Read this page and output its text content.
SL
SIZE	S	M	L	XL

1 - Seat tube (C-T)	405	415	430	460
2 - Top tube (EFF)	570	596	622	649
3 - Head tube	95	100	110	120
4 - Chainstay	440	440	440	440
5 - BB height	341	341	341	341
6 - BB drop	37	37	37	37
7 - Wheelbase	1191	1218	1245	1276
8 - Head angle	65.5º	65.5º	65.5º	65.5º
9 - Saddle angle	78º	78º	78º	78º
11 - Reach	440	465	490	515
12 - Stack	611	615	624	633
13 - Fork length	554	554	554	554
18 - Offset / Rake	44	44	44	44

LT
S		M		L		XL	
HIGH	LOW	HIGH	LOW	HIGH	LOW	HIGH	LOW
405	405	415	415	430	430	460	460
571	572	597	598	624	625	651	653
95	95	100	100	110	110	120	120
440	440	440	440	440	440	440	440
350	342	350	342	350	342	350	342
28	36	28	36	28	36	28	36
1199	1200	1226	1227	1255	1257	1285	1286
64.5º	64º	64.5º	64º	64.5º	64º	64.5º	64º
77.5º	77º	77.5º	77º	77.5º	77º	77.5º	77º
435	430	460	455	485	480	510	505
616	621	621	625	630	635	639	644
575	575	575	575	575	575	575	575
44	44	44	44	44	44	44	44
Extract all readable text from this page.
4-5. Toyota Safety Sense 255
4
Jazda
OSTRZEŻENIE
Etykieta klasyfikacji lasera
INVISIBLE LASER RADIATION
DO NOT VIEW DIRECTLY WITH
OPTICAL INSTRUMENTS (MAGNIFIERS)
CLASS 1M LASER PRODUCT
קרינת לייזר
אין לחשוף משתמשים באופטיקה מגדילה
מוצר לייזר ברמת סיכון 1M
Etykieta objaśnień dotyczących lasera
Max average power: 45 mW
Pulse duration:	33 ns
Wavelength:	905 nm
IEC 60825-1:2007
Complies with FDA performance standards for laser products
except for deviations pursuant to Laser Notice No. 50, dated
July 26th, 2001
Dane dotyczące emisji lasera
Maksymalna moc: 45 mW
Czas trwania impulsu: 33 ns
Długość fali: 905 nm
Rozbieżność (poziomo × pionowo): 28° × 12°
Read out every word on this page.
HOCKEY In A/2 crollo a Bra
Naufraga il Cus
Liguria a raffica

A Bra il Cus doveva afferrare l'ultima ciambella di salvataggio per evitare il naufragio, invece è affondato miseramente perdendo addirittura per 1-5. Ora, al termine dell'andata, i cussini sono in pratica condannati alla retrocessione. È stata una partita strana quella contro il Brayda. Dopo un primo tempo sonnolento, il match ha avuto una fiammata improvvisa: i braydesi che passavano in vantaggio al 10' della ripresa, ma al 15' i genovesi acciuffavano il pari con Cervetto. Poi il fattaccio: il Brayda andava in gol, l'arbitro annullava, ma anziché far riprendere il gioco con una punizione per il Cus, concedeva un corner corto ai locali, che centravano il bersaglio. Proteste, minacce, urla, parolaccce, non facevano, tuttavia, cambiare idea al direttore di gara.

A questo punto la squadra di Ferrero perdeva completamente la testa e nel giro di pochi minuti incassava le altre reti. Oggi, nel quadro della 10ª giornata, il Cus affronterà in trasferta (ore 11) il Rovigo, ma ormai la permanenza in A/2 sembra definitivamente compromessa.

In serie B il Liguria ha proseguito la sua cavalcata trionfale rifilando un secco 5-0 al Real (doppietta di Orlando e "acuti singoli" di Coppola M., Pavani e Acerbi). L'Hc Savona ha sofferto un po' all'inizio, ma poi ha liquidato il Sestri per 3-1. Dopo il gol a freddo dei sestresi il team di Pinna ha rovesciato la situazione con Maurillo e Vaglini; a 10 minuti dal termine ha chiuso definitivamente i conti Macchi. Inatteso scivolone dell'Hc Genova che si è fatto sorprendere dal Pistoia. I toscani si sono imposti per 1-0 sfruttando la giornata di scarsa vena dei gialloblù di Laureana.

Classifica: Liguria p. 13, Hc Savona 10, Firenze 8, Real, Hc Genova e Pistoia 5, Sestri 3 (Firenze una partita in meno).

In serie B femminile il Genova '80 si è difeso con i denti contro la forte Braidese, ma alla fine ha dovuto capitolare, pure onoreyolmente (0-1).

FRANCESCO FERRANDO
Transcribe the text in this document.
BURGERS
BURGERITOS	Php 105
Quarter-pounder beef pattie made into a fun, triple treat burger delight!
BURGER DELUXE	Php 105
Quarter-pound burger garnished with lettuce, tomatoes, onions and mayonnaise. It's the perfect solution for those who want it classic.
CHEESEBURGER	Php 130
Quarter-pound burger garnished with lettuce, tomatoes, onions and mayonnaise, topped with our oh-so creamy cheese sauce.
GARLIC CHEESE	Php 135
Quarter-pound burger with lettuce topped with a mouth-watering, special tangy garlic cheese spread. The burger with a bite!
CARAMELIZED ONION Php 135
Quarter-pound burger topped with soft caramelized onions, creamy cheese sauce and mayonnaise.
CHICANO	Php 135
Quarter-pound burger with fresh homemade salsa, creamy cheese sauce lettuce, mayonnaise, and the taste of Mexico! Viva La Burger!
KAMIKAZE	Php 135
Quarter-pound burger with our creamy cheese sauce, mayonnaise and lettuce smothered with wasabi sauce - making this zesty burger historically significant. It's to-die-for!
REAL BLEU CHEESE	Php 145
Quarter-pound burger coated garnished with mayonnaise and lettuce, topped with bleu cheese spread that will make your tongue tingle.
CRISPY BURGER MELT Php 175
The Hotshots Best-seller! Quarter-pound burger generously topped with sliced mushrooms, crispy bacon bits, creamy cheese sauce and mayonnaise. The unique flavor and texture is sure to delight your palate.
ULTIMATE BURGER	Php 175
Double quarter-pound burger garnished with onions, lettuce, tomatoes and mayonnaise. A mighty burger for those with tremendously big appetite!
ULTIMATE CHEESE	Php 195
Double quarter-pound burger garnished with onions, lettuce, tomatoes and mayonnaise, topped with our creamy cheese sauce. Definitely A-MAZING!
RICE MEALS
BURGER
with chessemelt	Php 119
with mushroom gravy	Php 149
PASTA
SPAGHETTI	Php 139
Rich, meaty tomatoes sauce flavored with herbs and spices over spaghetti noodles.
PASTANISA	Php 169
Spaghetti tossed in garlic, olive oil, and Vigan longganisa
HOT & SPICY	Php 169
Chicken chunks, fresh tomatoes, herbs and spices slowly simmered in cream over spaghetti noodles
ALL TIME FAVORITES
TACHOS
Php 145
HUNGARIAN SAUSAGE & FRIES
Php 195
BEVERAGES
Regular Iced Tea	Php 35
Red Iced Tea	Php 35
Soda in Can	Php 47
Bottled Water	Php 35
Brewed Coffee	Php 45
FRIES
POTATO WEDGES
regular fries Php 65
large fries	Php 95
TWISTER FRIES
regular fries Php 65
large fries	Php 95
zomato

***

# WORK INSTRUCTIONS
The whole listing above needs to be written out again exactly.

# SOLVED PROBLEM
Read this page and output its text content.
SL
SIZE	S	M	L	XL

1 - Seat tube (C-T)	405	415	430	460
2 - Top tube (EFF)	570	596	622	649
3 - Head tube	95	100	110	120
4 - Chainstay	440	440	440	440
5 - BB height	341	341	341	341
6 - BB drop	37	37	37	37
7 - Wheelbase	1191	1218	1245	1276
8 - Head angle	65.5º	65.5º	65.5º	65.5º
9 - Saddle angle	78º	78º	78º	78º
11 - Reach	440	465	490	515
12 - Stack	611	615	624	633
13 - Fork length	554	554	554	554
18 - Offset / Rake	44	44	44	44

LT
S		M		L		XL	
HIGH	LOW	HIGH	LOW	HIGH	LOW	HIGH	LOW
405	405	415	415	430	430	460	460
571	572	597	598	624	625	651	653
95	95	100	100	110	110	120	120
440	440	440	440	440	440	440	440
350	342	350	342	350	342	350	342
28	36	28	36	28	36	28	36
1199	1200	1226	1227	1255	1257	1285	1286
64.5º	64º	64.5º	64º	64.5º	64º	64.5º	64º
77.5º	77º	77.5º	77º	77.5º	77º	77.5º	77º
435	430	460	455	485	480	510	505
616	621	621	625	630	635	639	644
575	575	575	575	575	575	575	575
44	44	44	44	44	44	44	44
Extract all readable text from this page.
4-5. Toyota Safety Sense 255
4
Jazda
OSTRZEŻENIE
Etykieta klasyfikacji lasera
INVISIBLE LASER RADIATION
DO NOT VIEW DIRECTLY WITH
OPTICAL INSTRUMENTS (MAGNIFIERS)
CLASS 1M LASER PRODUCT
קרינת לייזר
אין לחשוף משתמשים באופטיקה מגדילה
מוצר לייזר ברמת סיכון 1M
Etykieta objaśnień dotyczących lasera
Max average power: 45 mW
Pulse duration:	33 ns
Wavelength:	905 nm
IEC 60825-1:2007
Complies with FDA performance standards for laser products
except for deviations pursuant to Laser Notice No. 50, dated
July 26th, 2001
Dane dotyczące emisji lasera
Maksymalna moc: 45 mW
Czas trwania impulsu: 33 ns
Długość fali: 905 nm
Rozbieżność (poziomo × pionowo): 28° × 12°
Read out every word on this page.
HOCKEY In A/2 crollo a Bra
Naufraga il Cus
Liguria a raffica

A Bra il Cus doveva afferrare l'ultima ciambella di salvataggio per evitare il naufragio, invece è affondato miseramente perdendo addirittura per 1-5. Ora, al termine dell'andata, i cussini sono in pratica condannati alla retrocessione. È stata una partita strana quella contro il Brayda. Dopo un primo tempo sonnolento, il match ha avuto una fiammata improvvisa: i braydesi che passavano in vantaggio al 10' della ripresa, ma al 15' i genovesi acciuffavano il pari con Cervetto. Poi il fattaccio: il Brayda andava in gol, l'arbitro annullava, ma anziché far riprendere il gioco con una punizione per il Cus, concedeva un corner corto ai locali, che centravano il bersaglio. Proteste, minacce, urla, parolaccce, non facevano, tuttavia, cambiare idea al direttore di gara.

A questo punto la squadra di Ferrero perdeva completamente la testa e nel giro di pochi minuti incassava le altre reti. Oggi, nel quadro della 10ª giornata, il Cus affronterà in trasferta (ore 11) il Rovigo, ma ormai la permanenza in A/2 sembra definitivamente compromessa.

In serie B il Liguria ha proseguito la sua cavalcata trionfale rifilando un secco 5-0 al Real (doppietta di Orlando e "acuti singoli" di Coppola M., Pavani e Acerbi). L'Hc Savona ha sofferto un po' all'inizio, ma poi ha liquidato il Sestri per 3-1. Dopo il gol a freddo dei sestresi il team di Pinna ha rovesciato la situazione con Maurillo e Vaglini; a 10 minuti dal termine ha chiuso definitivamente i conti Macchi. Inatteso scivolone dell'Hc Genova che si è fatto sorprendere dal Pistoia. I toscani si sono imposti per 1-0 sfruttando la giornata di scarsa vena dei gialloblù di Laureana.

Classifica: Liguria p. 13, Hc Savona 10, Firenze 8, Real, Hc Genova e Pistoia 5, Sestri 3 (Firenze una partita in meno).

In serie B femminile il Genova '80 si è difeso con i denti contro la forte Braidese, ma alla fine ha dovuto capitolare, pure onoreyolmente (0-1).

FRANCESCO FERRANDO
Transcribe the text in this document.
BURGERS
BURGERITOS	Php 105
Quarter-pounder beef pattie made into a fun, triple treat burger delight!
BURGER DELUXE	Php 105
Quarter-pound burger garnished with lettuce, tomatoes, onions and mayonnaise. It's the perfect solution for those who want it classic.
CHEESEBURGER	Php 130
Quarter-pound burger garnished with lettuce, tomatoes, onions and mayonnaise, topped with our oh-so creamy cheese sauce.
GARLIC CHEESE	Php 135
Quarter-pound burger with lettuce topped with a mouth-watering, special tangy garlic cheese spread. The burger with a bite!
CARAMELIZED ONION Php 135
Quarter-pound burger topped with soft caramelized onions, creamy cheese sauce and mayonnaise.
CHICANO	Php 135
Quarter-pound burger with fresh homemade salsa, creamy cheese sauce lettuce, mayonnaise, and the taste of Mexico! Viva La Burger!
KAMIKAZE	Php 135
Quarter-pound burger with our creamy cheese sauce, mayonnaise and lettuce smothered with wasabi sauce - making this zesty burger historically significant. It's to-die-for!
REAL BLEU CHEESE	Php 145
Quarter-pound burger coated garnished with mayonnaise and lettuce, topped with bleu cheese spread that will make your tongue tingle.
CRISPY BURGER MELT Php 175
The Hotshots Best-seller! Quarter-pound burger generously topped with sliced mushrooms, crispy bacon bits, creamy cheese sauce and mayonnaise. The unique flavor and texture is sure to delight your palate.
ULTIMATE BURGER	Php 175
Double quarter-pound burger garnished with onions, lettuce, tomatoes and mayonnaise. A mighty burger for those with tremendously big appetite!
ULTIMATE CHEESE	Php 195
Double quarter-pound burger garnished with onions, lettuce, tomatoes and mayonnaise, topped with our creamy cheese sauce. Definitely A-MAZING!
RICE MEALS
BURGER
with chessemelt	Php 119
with mushroom gravy	Php 149
PASTA
SPAGHETTI	Php 139
Rich, meaty tomatoes sauce flavored with herbs and spices over spaghetti noodles.
PASTANISA	Php 169
Spaghetti tossed in garlic, olive oil, and Vigan longganisa
HOT & SPICY	Php 169
Chicken chunks, fresh tomatoes, herbs and spices slowly simmered in cream over spaghetti noodles
ALL TIME FAVORITES
TACHOS
Php 145
HUNGARIAN SAUSAGE & FRIES
Php 195
BEVERAGES
Regular Iced Tea	Php 35
Red Iced Tea	Php 35
Soda in Can	Php 47
Bottled Water	Php 35
Brewed Coffee	Php 45
FRIES
POTATO WEDGES
regular fries Php 65
large fries	Php 95
TWISTER FRIES
regular fries Php 65
large fries	Php 95
zomato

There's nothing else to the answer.